Start of DATA TO PROCESS

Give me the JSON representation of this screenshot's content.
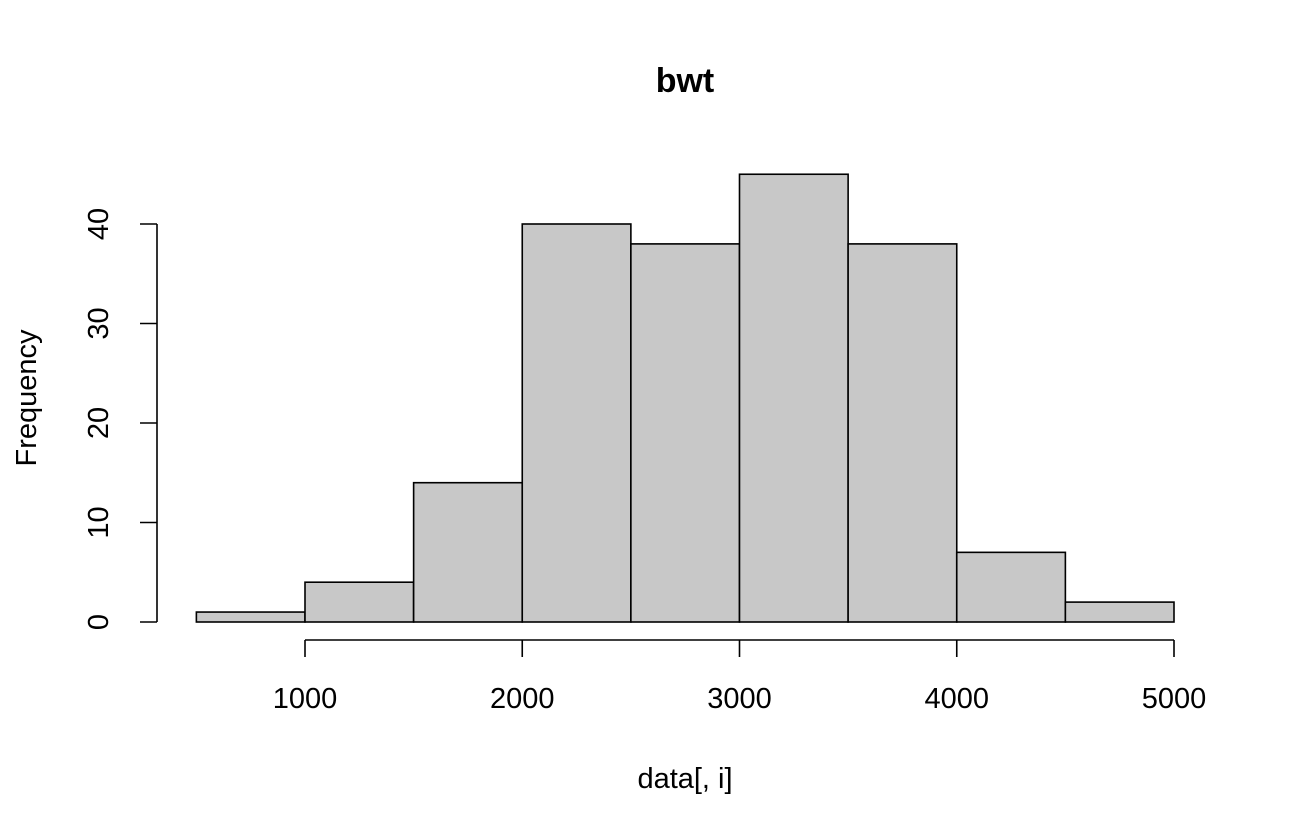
{
  "chart_data": {
    "type": "bar",
    "subtype": "histogram",
    "title": "bwt",
    "xlabel": "data[, i]",
    "ylabel": "Frequency",
    "bins": [
      {
        "start": 500,
        "end": 1000,
        "count": 1
      },
      {
        "start": 1000,
        "end": 1500,
        "count": 4
      },
      {
        "start": 1500,
        "end": 2000,
        "count": 14
      },
      {
        "start": 2000,
        "end": 2500,
        "count": 40
      },
      {
        "start": 2500,
        "end": 3000,
        "count": 38
      },
      {
        "start": 3000,
        "end": 3500,
        "count": 45
      },
      {
        "start": 3500,
        "end": 4000,
        "count": 38
      },
      {
        "start": 4000,
        "end": 4500,
        "count": 7
      },
      {
        "start": 4500,
        "end": 5000,
        "count": 2
      }
    ],
    "x_ticks": [
      "1000",
      "2000",
      "3000",
      "4000",
      "5000"
    ],
    "y_ticks": [
      "0",
      "10",
      "20",
      "30",
      "40"
    ],
    "xlim": [
      500,
      5000
    ],
    "ylim": [
      0,
      45
    ],
    "grid": false,
    "legend": "none",
    "bar_fill": "#c8c8c8",
    "bar_stroke": "#000000"
  }
}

End of DATA TO PROCESS

● **WHAT TO DO**: What is the number of lines in the records that contain "count"? Give that number only.

● **COMPLETE OUTPUT**: 9